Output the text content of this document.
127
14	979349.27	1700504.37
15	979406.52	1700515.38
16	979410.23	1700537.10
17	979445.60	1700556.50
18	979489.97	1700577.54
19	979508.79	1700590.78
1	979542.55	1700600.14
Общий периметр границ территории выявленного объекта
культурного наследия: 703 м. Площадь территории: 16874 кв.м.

SHORT EXERCISE: Write out the entire listing exactly.

FINISHED TASK:
Output the text content of this document.
127
14	979349.27	1700504.37
15	979406.52	1700515.38
16	979410.23	1700537.10
17	979445.60	1700556.50
18	979489.97	1700577.54
19	979508.79	1700590.78
1	979542.55	1700600.14
Общий периметр границ территории выявленного объекта
культурного наследия: 703 м. Площадь территории: 16874 кв.м.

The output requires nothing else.